▸ **TASK INSTRUCTIONS**
Quote the listing below in full and exactly as written, but omit every picture.
_____
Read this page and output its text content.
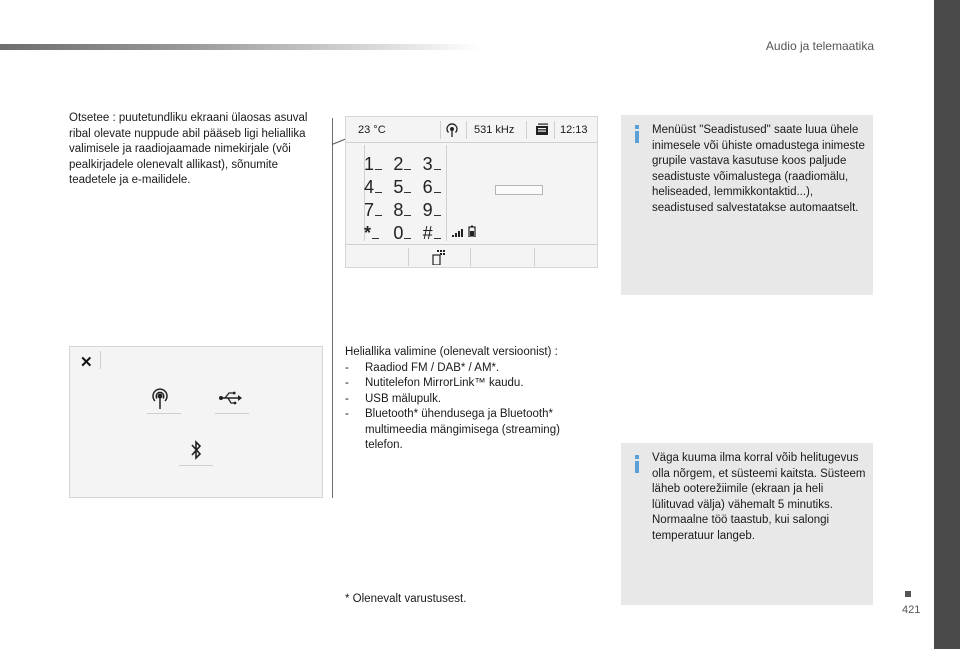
Audio ja telemaatika
Otsetee : puutetundliku ekraani ülaosas asuval ribal olevate nuppude abil pääseb ligi heliallika valimisele ja raadiojaamade nimekirjale (või pealkirjadele olenevalt allikast), sõnumite teadetele ja e-mailidele.
23 °C	531 kHz	12:13
1	2	3
4	5	6
7	8	9
*	0	#
Menüüst "Seadistused" saate luua ühele inimesele või ühiste omadustega inimeste grupile vastava kasutuse koos paljude seadistuste võimalustega (raadiomälu, heliseaded, lemmikkontaktid...), seadistused salvestatakse automaatselt.
✕
Heliallika valimine (olenevalt versioonist) :
- Raadiod FM / DAB* / AM*.
- Nutitelefon MirrorLink™ kaudu.
- USB mälupulk.
- Bluetooth* ühendusega ja Bluetooth* multimeedia mängimisega (streaming) telefon.
Väga kuuma ilma korral võib helitugevus olla nõrgem, et süsteemi kaitsta. Süsteem läheb ooterežiimile (ekraan ja heli lülituvad välja) vähemalt 5 minutiks.
Normaalne töö taastub, kui salongi temperatuur langeb.
* Olenevalt varustusest.
421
_____
▸ **FINISHED TASK**
Read this page and output its text content.
Audio ja telemaatika
Otsetee : puutetundliku ekraani ülaosas asuval ribal olevate nuppude abil pääseb ligi heliallika valimisele ja raadiojaamade nimekirjale (või pealkirjadele olenevalt allikast), sõnumite teadetele ja e-mailidele.
23 °C	531 kHz	12:13
1	2	3
4	5	6
7	8	9
*	0	#
Menüüst "Seadistused" saate luua ühele inimesele või ühiste omadustega inimeste grupile vastava kasutuse koos paljude seadistuste võimalustega (raadiomälu, heliseaded, lemmikkontaktid...), seadistused salvestatakse automaatselt.
✕
Heliallika valimine (olenevalt versioonist) :
- Raadiod FM / DAB* / AM*.
- Nutitelefon MirrorLink™ kaudu.
- USB mälupulk.
- Bluetooth* ühendusega ja Bluetooth* multimeedia mängimisega (streaming) telefon.
Väga kuuma ilma korral võib helitugevus olla nõrgem, et süsteemi kaitsta. Süsteem läheb ooterežiimile (ekraan ja heli lülituvad välja) vähemalt 5 minutiks.
Normaalne töö taastub, kui salongi temperatuur langeb.
* Olenevalt varustusest.
421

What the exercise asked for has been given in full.